**What you will do:** In your copy, reproduce the entries exactly as they are, minus the images.

═════ Data entries ═════

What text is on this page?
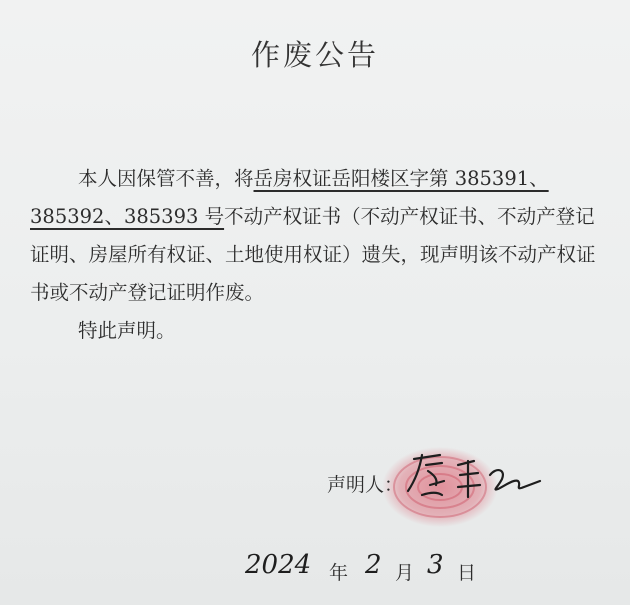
作废公告

本人因保管不善，将岳房权证岳阳楼区字第 385391、385392、385393 号不动产权证书（不动产权证书、不动产登记证明、房屋所有权证、土地使用权证）遗失，现声明该不动产权证书或不动产登记证明作废。

特此声明。

声明人：
2024 年 2 月 3 日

═════

**Reply to the task:**
What text is on this page?
作废公告

本人因保管不善，将岳房权证岳阳楼区字第 385391、385392、385393 号不动产权证书（不动产权证书、不动产登记证明、房屋所有权证、土地使用权证）遗失，现声明该不动产权证书或不动产登记证明作废。

特此声明。

声明人：
2024 年 2 月 3 日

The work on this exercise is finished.